(Collection entries)
• • • •

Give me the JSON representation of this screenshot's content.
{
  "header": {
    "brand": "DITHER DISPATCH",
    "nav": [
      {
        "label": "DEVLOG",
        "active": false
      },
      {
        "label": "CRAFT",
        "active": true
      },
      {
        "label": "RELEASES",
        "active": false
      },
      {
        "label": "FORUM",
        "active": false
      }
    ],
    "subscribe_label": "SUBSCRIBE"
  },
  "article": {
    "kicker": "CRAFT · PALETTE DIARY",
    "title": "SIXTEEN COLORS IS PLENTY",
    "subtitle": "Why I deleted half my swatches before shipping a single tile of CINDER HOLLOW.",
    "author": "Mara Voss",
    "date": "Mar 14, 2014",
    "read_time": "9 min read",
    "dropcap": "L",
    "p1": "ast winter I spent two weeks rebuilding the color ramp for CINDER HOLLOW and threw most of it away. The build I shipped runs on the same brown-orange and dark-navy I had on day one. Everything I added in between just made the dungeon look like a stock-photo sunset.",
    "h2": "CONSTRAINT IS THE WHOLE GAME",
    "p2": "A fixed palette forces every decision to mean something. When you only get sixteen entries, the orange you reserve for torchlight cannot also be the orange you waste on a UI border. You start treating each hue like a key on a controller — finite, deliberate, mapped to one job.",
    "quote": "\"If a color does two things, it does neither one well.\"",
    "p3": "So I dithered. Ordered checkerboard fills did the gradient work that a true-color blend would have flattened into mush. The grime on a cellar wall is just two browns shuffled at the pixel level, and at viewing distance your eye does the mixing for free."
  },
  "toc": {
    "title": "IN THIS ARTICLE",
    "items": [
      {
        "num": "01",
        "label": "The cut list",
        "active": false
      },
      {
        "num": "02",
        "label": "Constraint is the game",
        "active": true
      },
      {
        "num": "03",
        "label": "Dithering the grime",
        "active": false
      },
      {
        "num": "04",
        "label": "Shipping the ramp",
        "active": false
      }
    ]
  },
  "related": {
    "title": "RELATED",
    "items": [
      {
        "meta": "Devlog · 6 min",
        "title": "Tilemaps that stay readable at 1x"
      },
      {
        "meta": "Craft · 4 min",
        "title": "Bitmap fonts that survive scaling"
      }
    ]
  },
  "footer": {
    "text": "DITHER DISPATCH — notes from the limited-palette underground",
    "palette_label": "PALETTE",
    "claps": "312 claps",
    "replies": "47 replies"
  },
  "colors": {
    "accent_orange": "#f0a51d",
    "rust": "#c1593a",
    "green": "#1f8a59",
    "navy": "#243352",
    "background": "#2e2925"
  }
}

• • • •

[YOUR INSTRUCTIONS]: Give an exact copy of all the data shown above.

[EXPECTED OUTPUT]:
Give me the JSON representation of this screenshot's content.
{
  "header": {
    "brand": "DITHER DISPATCH",
    "nav": [
      {
        "label": "DEVLOG",
        "active": false
      },
      {
        "label": "CRAFT",
        "active": true
      },
      {
        "label": "RELEASES",
        "active": false
      },
      {
        "label": "FORUM",
        "active": false
      }
    ],
    "subscribe_label": "SUBSCRIBE"
  },
  "article": {
    "kicker": "CRAFT · PALETTE DIARY",
    "title": "SIXTEEN COLORS IS PLENTY",
    "subtitle": "Why I deleted half my swatches before shipping a single tile of CINDER HOLLOW.",
    "author": "Mara Voss",
    "date": "Mar 14, 2014",
    "read_time": "9 min read",
    "dropcap": "L",
    "p1": "ast winter I spent two weeks rebuilding the color ramp for CINDER HOLLOW and threw most of it away. The build I shipped runs on the same brown-orange and dark-navy I had on day one. Everything I added in between just made the dungeon look like a stock-photo sunset.",
    "h2": "CONSTRAINT IS THE WHOLE GAME",
    "p2": "A fixed palette forces every decision to mean something. When you only get sixteen entries, the orange you reserve for torchlight cannot also be the orange you waste on a UI border. You start treating each hue like a key on a controller — finite, deliberate, mapped to one job.",
    "quote": "\"If a color does two things, it does neither one well.\"",
    "p3": "So I dithered. Ordered checkerboard fills did the gradient work that a true-color blend would have flattened into mush. The grime on a cellar wall is just two browns shuffled at the pixel level, and at viewing distance your eye does the mixing for free."
  },
  "toc": {
    "title": "IN THIS ARTICLE",
    "items": [
      {
        "num": "01",
        "label": "The cut list",
        "active": false
      },
      {
        "num": "02",
        "label": "Constraint is the game",
        "active": true
      },
      {
        "num": "03",
        "label": "Dithering the grime",
        "active": false
      },
      {
        "num": "04",
        "label": "Shipping the ramp",
        "active": false
      }
    ]
  },
  "related": {
    "title": "RELATED",
    "items": [
      {
        "meta": "Devlog · 6 min",
        "title": "Tilemaps that stay readable at 1x"
      },
      {
        "meta": "Craft · 4 min",
        "title": "Bitmap fonts that survive scaling"
      }
    ]
  },
  "footer": {
    "text": "DITHER DISPATCH — notes from the limited-palette underground",
    "palette_label": "PALETTE",
    "claps": "312 claps",
    "replies": "47 replies"
  },
  "colors": {
    "accent_orange": "#f0a51d",
    "rust": "#c1593a",
    "green": "#1f8a59",
    "navy": "#243352",
    "background": "#2e2925"
  }
}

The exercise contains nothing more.